* **What you should do**: In full and without deviation, write out the entries that follow.

── The data ──

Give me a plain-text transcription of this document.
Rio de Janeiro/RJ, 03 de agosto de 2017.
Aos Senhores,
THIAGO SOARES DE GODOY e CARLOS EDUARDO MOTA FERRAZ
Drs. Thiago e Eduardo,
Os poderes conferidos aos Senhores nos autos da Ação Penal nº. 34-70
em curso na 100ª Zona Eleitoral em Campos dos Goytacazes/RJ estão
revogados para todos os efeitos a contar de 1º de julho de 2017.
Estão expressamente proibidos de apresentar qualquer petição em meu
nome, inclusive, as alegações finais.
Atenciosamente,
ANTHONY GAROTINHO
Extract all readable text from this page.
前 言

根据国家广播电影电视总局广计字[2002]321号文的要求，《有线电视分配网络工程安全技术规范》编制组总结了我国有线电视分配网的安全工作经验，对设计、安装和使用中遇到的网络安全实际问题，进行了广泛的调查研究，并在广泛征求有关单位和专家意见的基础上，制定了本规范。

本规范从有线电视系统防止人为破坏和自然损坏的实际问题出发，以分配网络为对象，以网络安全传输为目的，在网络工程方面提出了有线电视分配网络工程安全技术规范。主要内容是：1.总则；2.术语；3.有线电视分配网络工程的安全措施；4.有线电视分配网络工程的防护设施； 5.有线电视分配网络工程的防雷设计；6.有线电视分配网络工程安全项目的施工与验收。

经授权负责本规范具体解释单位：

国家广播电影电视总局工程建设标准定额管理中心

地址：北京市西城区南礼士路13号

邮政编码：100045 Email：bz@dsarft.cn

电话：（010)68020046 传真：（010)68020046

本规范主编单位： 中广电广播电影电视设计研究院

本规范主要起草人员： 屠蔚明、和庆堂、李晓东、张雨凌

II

───

* **Solution to this exercise**:
Give me a plain-text transcription of this document.
Rio de Janeiro/RJ, 03 de agosto de 2017.
Aos Senhores,
THIAGO SOARES DE GODOY e CARLOS EDUARDO MOTA FERRAZ
Drs. Thiago e Eduardo,
Os poderes conferidos aos Senhores nos autos da Ação Penal nº. 34-70
em curso na 100ª Zona Eleitoral em Campos dos Goytacazes/RJ estão
revogados para todos os efeitos a contar de 1º de julho de 2017.
Estão expressamente proibidos de apresentar qualquer petição em meu
nome, inclusive, as alegações finais.
Atenciosamente,
ANTHONY GAROTINHO
Extract all readable text from this page.
前 言

根据国家广播电影电视总局广计字[2002]321号文的要求，《有线电视分配网络工程安全技术规范》编制组总结了我国有线电视分配网的安全工作经验，对设计、安装和使用中遇到的网络安全实际问题，进行了广泛的调查研究，并在广泛征求有关单位和专家意见的基础上，制定了本规范。

本规范从有线电视系统防止人为破坏和自然损坏的实际问题出发，以分配网络为对象，以网络安全传输为目的，在网络工程方面提出了有线电视分配网络工程安全技术规范。主要内容是：1.总则；2.术语；3.有线电视分配网络工程的安全措施；4.有线电视分配网络工程的防护设施； 5.有线电视分配网络工程的防雷设计；6.有线电视分配网络工程安全项目的施工与验收。

经授权负责本规范具体解释单位：

国家广播电影电视总局工程建设标准定额管理中心

地址：北京市西城区南礼士路13号

邮政编码：100045 Email：bz@dsarft.cn

电话：（010)68020046 传真：（010)68020046

本规范主编单位： 中广电广播电影电视设计研究院

本规范主要起草人员： 屠蔚明、和庆堂、李晓东、张雨凌

II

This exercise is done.